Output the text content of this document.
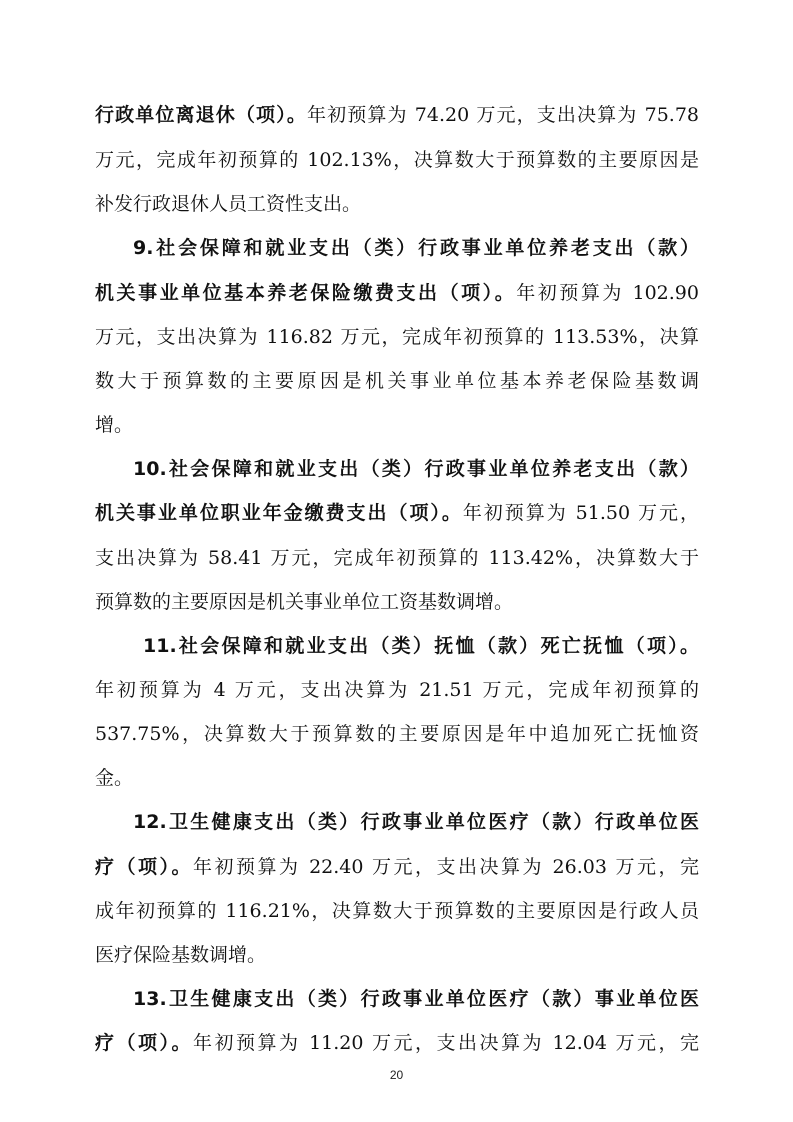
行政单位离退休（项）。年初预算为 74.20 万元，支出决算为 75.78
万元，完成年初预算的 102.13%，决算数大于预算数的主要原因是
补发行政退休人员工资性支出。
9.社会保障和就业支出（类）行政事业单位养老支出（款）
机关事业单位基本养老保险缴费支出（项）。年初预算为 102.90
万元，支出决算为 116.82 万元，完成年初预算的 113.53%，决算
数大于预算数的主要原因是机关事业单位基本养老保险基数调
增。
10.社会保障和就业支出（类）行政事业单位养老支出（款）
机关事业单位职业年金缴费支出（项）。年初预算为 51.50 万元，
支出决算为 58.41 万元，完成年初预算的 113.42%，决算数大于
预算数的主要原因是机关事业单位工资基数调增。
11.社会保障和就业支出（类）抚恤（款）死亡抚恤（项）。
年初预算为 4 万元，支出决算为 21.51 万元，完成年初预算的
537.75%，决算数大于预算数的主要原因是年中追加死亡抚恤资
金。
12.卫生健康支出（类）行政事业单位医疗（款）行政单位医
疗（项）。年初预算为 22.40 万元，支出决算为 26.03 万元，完
成年初预算的 116.21%，决算数大于预算数的主要原因是行政人员
医疗保险基数调增。
13.卫生健康支出（类）行政事业单位医疗（款）事业单位医
疗（项）。年初预算为 11.20 万元，支出决算为 12.04 万元，完
20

***

GIVEN REQUEST — All records must be output exactly as they are, except for the pictures, which are left out.

THE ANSWER —
Output the text content of this document.
行政单位离退休（项）。年初预算为 74.20 万元，支出决算为 75.78
万元，完成年初预算的 102.13%，决算数大于预算数的主要原因是
补发行政退休人员工资性支出。
9.社会保障和就业支出（类）行政事业单位养老支出（款）
机关事业单位基本养老保险缴费支出（项）。年初预算为 102.90
万元，支出决算为 116.82 万元，完成年初预算的 113.53%，决算
数大于预算数的主要原因是机关事业单位基本养老保险基数调
增。
10.社会保障和就业支出（类）行政事业单位养老支出（款）
机关事业单位职业年金缴费支出（项）。年初预算为 51.50 万元，
支出决算为 58.41 万元，完成年初预算的 113.42%，决算数大于
预算数的主要原因是机关事业单位工资基数调增。
11.社会保障和就业支出（类）抚恤（款）死亡抚恤（项）。
年初预算为 4 万元，支出决算为 21.51 万元，完成年初预算的
537.75%，决算数大于预算数的主要原因是年中追加死亡抚恤资
金。
12.卫生健康支出（类）行政事业单位医疗（款）行政单位医
疗（项）。年初预算为 22.40 万元，支出决算为 26.03 万元，完
成年初预算的 116.21%，决算数大于预算数的主要原因是行政人员
医疗保险基数调增。
13.卫生健康支出（类）行政事业单位医疗（款）事业单位医
疗（项）。年初预算为 11.20 万元，支出决算为 12.04 万元，完
20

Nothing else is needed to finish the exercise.